▶

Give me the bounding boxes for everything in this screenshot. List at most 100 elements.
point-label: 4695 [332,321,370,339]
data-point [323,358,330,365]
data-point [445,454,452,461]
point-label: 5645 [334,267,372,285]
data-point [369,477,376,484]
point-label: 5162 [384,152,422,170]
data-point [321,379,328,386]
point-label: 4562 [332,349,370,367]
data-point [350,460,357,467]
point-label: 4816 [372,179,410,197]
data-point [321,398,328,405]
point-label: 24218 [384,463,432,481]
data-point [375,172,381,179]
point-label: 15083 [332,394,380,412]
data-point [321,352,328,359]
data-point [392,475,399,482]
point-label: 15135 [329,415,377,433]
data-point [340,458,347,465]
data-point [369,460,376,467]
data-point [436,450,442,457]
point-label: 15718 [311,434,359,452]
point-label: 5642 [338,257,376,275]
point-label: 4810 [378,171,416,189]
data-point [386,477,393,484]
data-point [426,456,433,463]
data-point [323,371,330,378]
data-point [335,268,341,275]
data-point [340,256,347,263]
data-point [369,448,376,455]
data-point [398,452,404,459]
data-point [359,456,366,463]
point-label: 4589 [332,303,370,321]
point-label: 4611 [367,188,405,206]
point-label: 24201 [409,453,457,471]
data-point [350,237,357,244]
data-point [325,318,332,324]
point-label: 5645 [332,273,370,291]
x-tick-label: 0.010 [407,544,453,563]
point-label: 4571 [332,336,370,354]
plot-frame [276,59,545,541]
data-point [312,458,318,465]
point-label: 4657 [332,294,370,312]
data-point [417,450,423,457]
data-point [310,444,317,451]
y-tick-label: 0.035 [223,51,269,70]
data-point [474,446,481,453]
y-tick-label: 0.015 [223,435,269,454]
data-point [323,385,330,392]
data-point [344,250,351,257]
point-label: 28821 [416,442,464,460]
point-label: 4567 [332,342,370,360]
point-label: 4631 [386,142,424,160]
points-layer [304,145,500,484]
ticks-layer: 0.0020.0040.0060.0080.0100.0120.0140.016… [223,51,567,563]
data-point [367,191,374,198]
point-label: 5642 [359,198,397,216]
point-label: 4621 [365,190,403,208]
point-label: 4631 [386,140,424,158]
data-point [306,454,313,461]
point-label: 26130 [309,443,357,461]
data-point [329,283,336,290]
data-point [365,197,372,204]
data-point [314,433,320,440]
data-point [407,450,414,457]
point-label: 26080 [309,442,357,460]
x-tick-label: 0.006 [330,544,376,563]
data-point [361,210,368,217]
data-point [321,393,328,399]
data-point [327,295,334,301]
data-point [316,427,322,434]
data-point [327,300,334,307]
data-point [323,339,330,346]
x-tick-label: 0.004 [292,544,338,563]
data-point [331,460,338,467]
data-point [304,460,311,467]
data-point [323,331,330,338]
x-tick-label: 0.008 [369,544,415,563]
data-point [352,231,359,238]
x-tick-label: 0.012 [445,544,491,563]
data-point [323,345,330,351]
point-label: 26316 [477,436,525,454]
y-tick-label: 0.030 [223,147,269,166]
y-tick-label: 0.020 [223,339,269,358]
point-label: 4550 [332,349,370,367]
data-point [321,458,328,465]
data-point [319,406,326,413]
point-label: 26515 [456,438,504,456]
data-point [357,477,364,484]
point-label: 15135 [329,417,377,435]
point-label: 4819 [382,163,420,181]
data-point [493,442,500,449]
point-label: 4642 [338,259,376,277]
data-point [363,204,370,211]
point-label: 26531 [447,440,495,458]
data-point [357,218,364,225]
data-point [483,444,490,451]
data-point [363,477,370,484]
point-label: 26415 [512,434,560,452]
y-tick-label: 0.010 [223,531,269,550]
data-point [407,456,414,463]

◀

Exercise instructions – Swap "point-label" for "value-label" in the data from its first line through the line containing "data-point [321,352,328,359]", and give back only those lines with nothing else changed.

Solved problem –
Give me the bounding boxes for everything in this screenshot. List at most 100 elements.
value-label: 4695 [332,321,370,339]
data-point [323,358,330,365]
data-point [445,454,452,461]
value-label: 5645 [334,267,372,285]
data-point [369,477,376,484]
value-label: 5162 [384,152,422,170]
data-point [321,379,328,386]
value-label: 4562 [332,349,370,367]
data-point [350,460,357,467]
value-label: 4816 [372,179,410,197]
data-point [321,398,328,405]
value-label: 24218 [384,463,432,481]
data-point [375,172,381,179]
value-label: 15083 [332,394,380,412]
data-point [321,352,328,359]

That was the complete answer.